* Start *

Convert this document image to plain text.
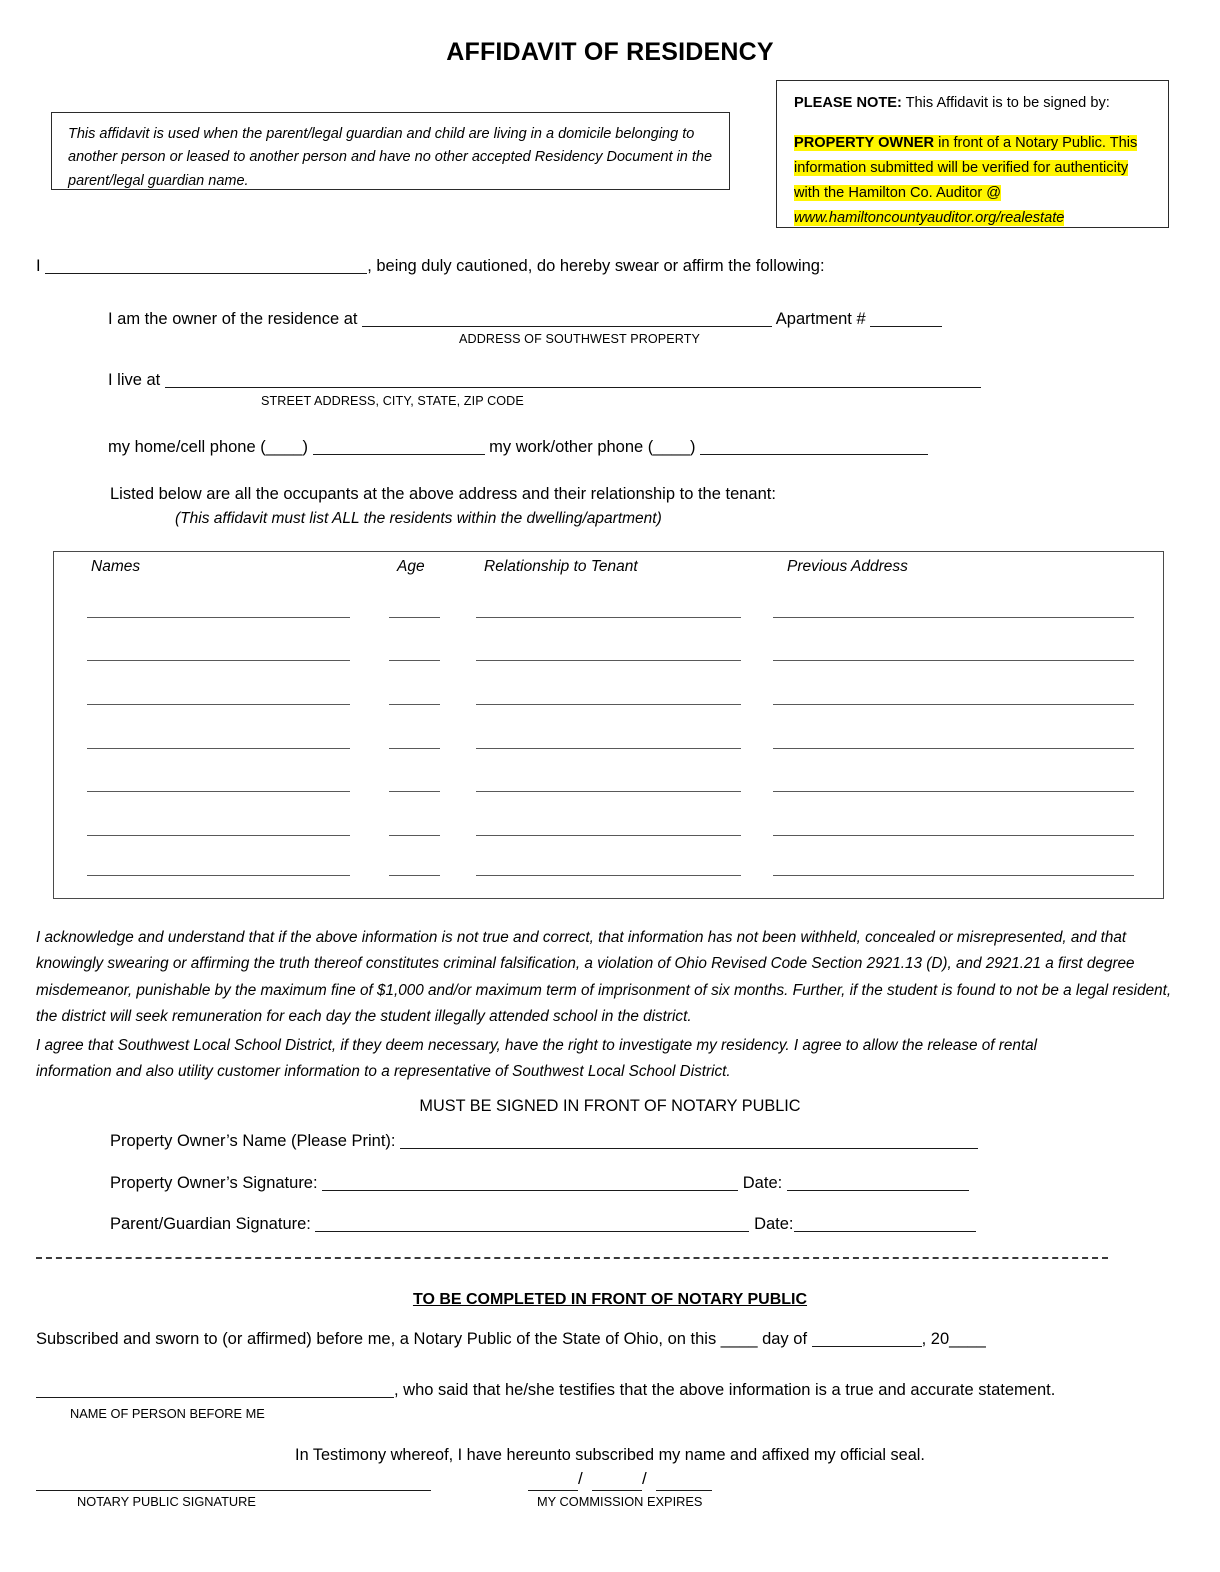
AFFIDAVIT OF RESIDENCY

This affidavit is used when the parent/legal guardian and child are living in a domicile belonging to another person or leased to another person and have no other accepted Residency Document in the parent/legal guardian name.

PLEASE NOTE: This Affidavit is to be signed by:
PROPERTY OWNER in front of a Notary Public. This information submitted will be verified for authenticity with the Hamilton Co. Auditor @ www.hamiltoncountyauditor.org/realestate
I	, being duly cautioned, do hereby swear or affirm the following:
I am the owner of the residence at	Apartment #
ADDRESS OF SOUTHWEST PROPERTY
I live at
STREET ADDRESS, CITY, STATE, ZIP CODE
my home/cell phone (____)	my work/other phone (____)
Listed below are all the occupants at the above address and their relationship to the tenant:
(This affidavit must list ALL the residents within the dwelling/apartment)
Names	Age	Relationship to Tenant	Previous Address
I acknowledge and understand that if the above information is not true and correct, that information has not been withheld, concealed or misrepresented, and that knowingly swearing or affirming the truth thereof constitutes criminal falsification, a violation of Ohio Revised Code Section 2921.13 (D), and 2921.21 a first degree misdemeanor, punishable by the maximum fine of $1,000 and/or maximum term of imprisonment of six months. Further, if the student is found to not be a legal resident, the district will seek remuneration for each day the student illegally attended school in the district.
I agree that Southwest Local School District, if they deem necessary, have the right to investigate my residency. I agree to allow the release of rental information and also utility customer information to a representative of Southwest Local School District.
MUST BE SIGNED IN FRONT OF NOTARY PUBLIC
Property Owner’s Name (Please Print):
Property Owner’s Signature:	Date:
Parent/Guardian Signature:	Date:
TO BE COMPLETED IN FRONT OF NOTARY PUBLIC
Subscribed and sworn to (or affirmed) before me, a Notary Public of the State of Ohio, on this ____ day of	, 20____
, who said that he/she testifies that the above information is a true and accurate statement.
NAME OF PERSON BEFORE ME
In Testimony whereof, I have hereunto subscribed my name and affixed my official seal.
NOTARY PUBLIC SIGNATURE
/	/
MY COMMISSION EXPIRES
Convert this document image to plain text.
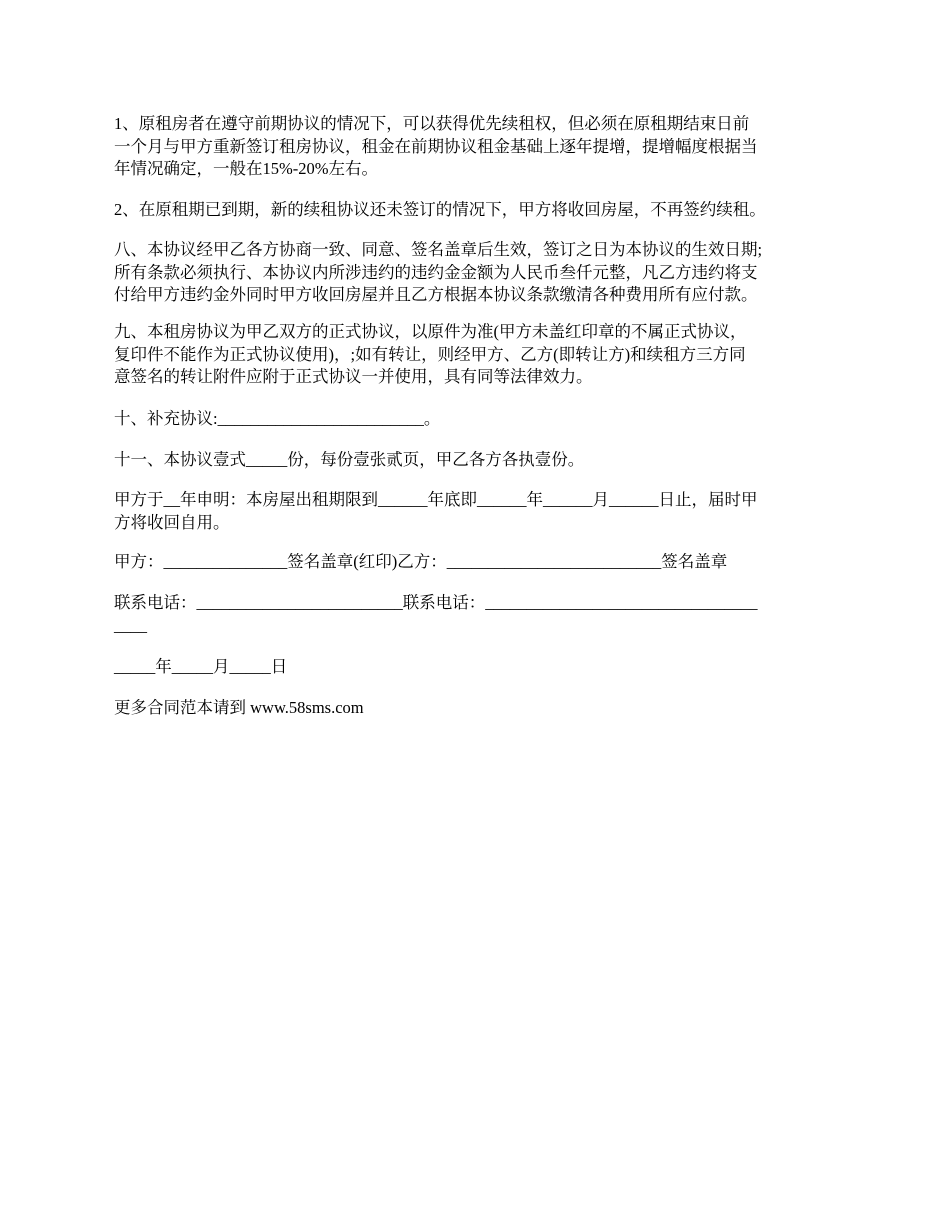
1、原租房者在遵守前期协议的情况下，可以获得优先续租权，但必须在原租期结束日前
一个月与甲方重新签订租房协议，租金在前期协议租金基础上逐年提增，提增幅度根据当
年情况确定，一般在15%-20%左右。

2、在原租期已到期，新的续租协议还未签订的情况下，甲方将收回房屋，不再签约续租。

八、本协议经甲乙各方协商一致、同意、签名盖章后生效，签订之日为本协议的生效日期;
所有条款必须执行、本协议内所涉违约的违约金金额为人民币叁仟元整，凡乙方违约将支
付给甲方违约金外同时甲方收回房屋并且乙方根据本协议条款缴清各种费用所有应付款。

九、本租房协议为甲乙双方的正式协议，以原件为准(甲方未盖红印章的不属正式协议，
复印件不能作为正式协议使用)，;如有转让，则经甲方、乙方(即转让方)和续租方三方同
意签名的转让附件应附于正式协议一并使用，具有同等法律效力。

十、补充协议:_________________________。

十一、本协议壹式_____份，每份壹张贰页，甲乙各方各执壹份。

甲方于__年申明：本房屋出租期限到______年底即______年______月______日止，届时甲
方将收回自用。

甲方：_______________签名盖章(红印)乙方：__________________________签名盖章

联系电话：_________________________联系电话：_________________________________
____

_____年_____月_____日

更多合同范本请到 www.58sms.com
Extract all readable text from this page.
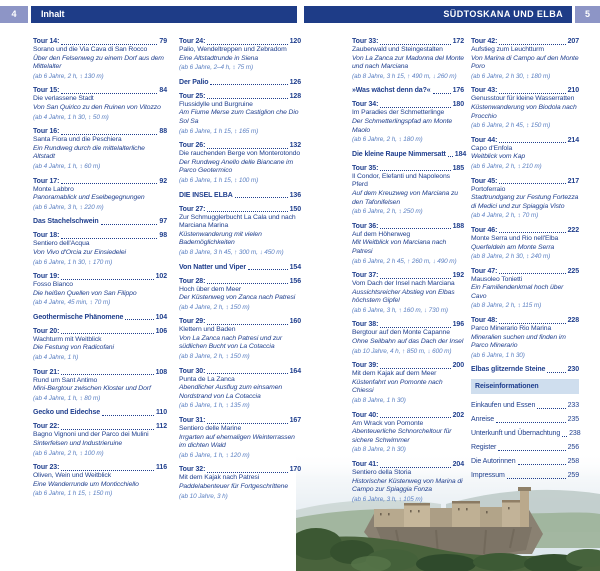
4	Inhalt	SÜDTOSKANA UND ELBA	5
Tour 14:	79
Sorano und die Via Cava di San Rocco
Über den Felsenweg zu einem Dorf aus dem Mittelalter
(ab 6 Jahre, 2 h, ↕ 130 m)
Tour 15:	84
Die verlassene Stadt
Von San Quirico zu den Ruinen von Vitozzo
(ab 4 Jahre, 1 h 30, ↕ 50 m)
Tour 16:	88
Santa Fiora und die Peschiera
Ein Rundweg durch die mittelalterliche Altstadt
(ab 4 Jahre, 1 h, ↕ 60 m)
Tour 17:	92
Monte Labbro
Panoramablick und Eselbegegnungen
(ab 6 Jahre, 3 h, ↕ 220 m)
Das Stachelschwein	97
Tour 18:	98
Sentiero dell'Acqua
Von Vivo d'Orcia zur Einsiedelei
(ab 6 Jahre, 1 h 30, ↕ 170 m)
Tour 19:	102
Fosso Bianco
Die heißen Quellen von San Filippo
(ab 4 Jahre, 45 min, ↕ 70 m)
Geothermische Phänomene	104
Tour 20:	106
Wachturm mit Weitblick
Die Festung von Radicofani
(ab 4 Jahre, 1 h)
Tour 21:	108
Rund um Sant Antimo
Mini-Bergtour zwischen Kloster und Dorf
(ab 4 Jahre, 1 h, ↕ 80 m)
Gecko und Eidechse	110
Tour 22:	112
Bagno Vignoni und der Parco dei Mulini
Sinterfelsen und Industrieruine
(ab 6 Jahre, 2 h, ↕ 100 m)
Tour 23:	116
Oliven, Wein und Weitblick
Eine Wanderrunde um Monticchiello
(ab 6 Jahre, 1 h 15, ↕ 150 m)
Tour 24:	120
Palio, Wendeltreppen und Zebradom
Eine Altstadtrunde in Siena
(ab 6 Jahre, 2–4 h, ↕ 75 m)
Der Palio	126
Tour 25:	128
Flussidylle und Burgruine
Am Fiume Merse zum Castiglion che Dio Sol Sa
(ab 6 Jahre, 1 h 15, ↕ 165 m)
Tour 26:	132
Die rauchenden Berge von Monterotondo
Der Rundweg Anello delle Biancane im Parco Geotermico
(ab 6 Jahre, 1 h 15, ↕ 100 m)
DIE INSEL ELBA	136
Tour 27:	150
Zur Schmugglerbucht La Cala und nach Marciana Marina
Küstenwanderung mit vielen Bademöglichkeiten
(ab 8 Jahre, 3 h 45, ↑ 300 m, ↓ 450 m)
Von Natter und Viper	154
Tour 28:	156
Hoch über dem Meer
Der Küstenweg von Zanca nach Patresi
(ab 4 Jahre, 2 h, ↕ 150 m)
Tour 29:	160
Klettern und Baden
Von La Zanca nach Patresi und zur südlichen Bucht von La Cotaccia
(ab 8 Jahre, 2 h, ↕ 150 m)
Tour 30:	164
Punta de La Zanca
Abendlicher Ausflug zum einsamen Nordstrand von La Cotaccia
(ab 6 Jahre, 1 h, ↕ 135 m)
Tour 31:	167
Sentiero delle Marine
Irrgarten auf ehemaligen Weinterrassen im dichten Wald
(ab 6 Jahre, 1 h, ↕ 120 m)
Tour 32:	170
Mit dem Kajak nach Patresi
Paddelabenteuer für Fortgeschrittene
(ab 10 Jahre, 3 h)
Tour 33:	172
Zauberwald und Steingestalten
Von La Zanca zur Madonna del Monte und nach Marciana
(ab 8 Jahre, 3 h 15, ↑ 490 m, ↓ 260 m)
»Was wächst denn da?«	176
Tour 34:	180
Im Paradies der Schmetterlinge
Der Schmetterlingspfad am Monte Maolo
(ab 6 Jahre, 2 h, ↕ 180 m)
Die kleine Raupe Nimmersatt 184
Tour 35:	185
Il Condor, Elefanti und Napoleons Pferd
Auf dem Kreuzweg von Marciana zu den Tafonifelsen
(ab 6 Jahre, 2 h, ↕ 250 m)
Tour 36:	188
Auf dem Höhenweg
Mit Weitblick von Marciana nach Patresi
(ab 6 Jahre, 2 h 45, ↑ 260 m, ↓ 490 m)
Tour 37:	192
Vom Dach der Insel nach Marciana
Aussichtsreicher Abstieg von Elbas höchstem Gipfel
(ab 6 Jahre, 3 h, ↑ 160 m, ↓ 730 m)
Tour 38:	196
Bergtour auf den Monte Capanne
Ohne Seilbahn auf das Dach der Insel
(ab 10 Jahre, 4 h, ↑ 850 m, ↓ 600 m)
Tour 39:	200
Mit dem Kajak auf dem Meer
Küstenfahrt von Pomonte nach Chiessi
(ab 8 Jahre, 1 h 30)
Tour 40:	202
Am Wrack von Pomonte
Abenteuerliche Schnorcheltour für sichere Schwimmer
(ab 8 Jahre, 2 h 30)
Tour 41:	204
Sentiero della Storia
Historischer Küstenweg von Marina di Campo zur Spiaggia Fonza
(ab 6 Jahre, 3 h, ↕ 105 m)
Tour 42:	207
Aufstieg zum Leuchtturm
Von Marina di Campo auf den Monte Poro
(ab 6 Jahre, 2 h 30, ↕ 180 m)
Tour 43:	210
Genusstour für kleine Wasserratten
Küstenwanderung von Biodola nach Procchio
(ab 6 Jahre, 2 h 45, ↕ 150 m)
Tour 44:	214
Capo d'Enfola
Weitblick vom Kap
(ab 6 Jahre, 2 h, ↕ 210 m)
Tour 45:	217
Portoferraio
Stadtrundgang zur Festung Fortezza di Medici und zur Spiaggia Visto
(ab 4 Jahre, 2 h, ↕ 70 m)
Tour 46:	222
Monte Serra und Rio nell'Elba
Querfeldein am Monte Serra
(ab 8 Jahre, 2 h 30, ↕ 240 m)
Tour 47:	225
Mausoleo Tonietti
Ein Familiendenkmal hoch über Cavo
(ab 8 Jahre, 2 h, ↕ 115 m)
Tour 48:	228
Parco Minerario Rio Marina
Mineralien suchen und finden im Parco Minerario
(ab 6 Jahre, 1 h 30)
Elbas glitzernde Steine	230
Reiseinformationen
Einkaufen und Essen	233
Anreise	235
Unterkunft und Übernachtung 238
Register	256
Die Autorinnen	258
Impressum	259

* End *

Problem to solve:
Check each line of the entries above for the word "Dach". List the ones that have it.

Answer below:
Vom Dach der Insel nach Marciana
Ohne Seilbahn auf das Dach der Insel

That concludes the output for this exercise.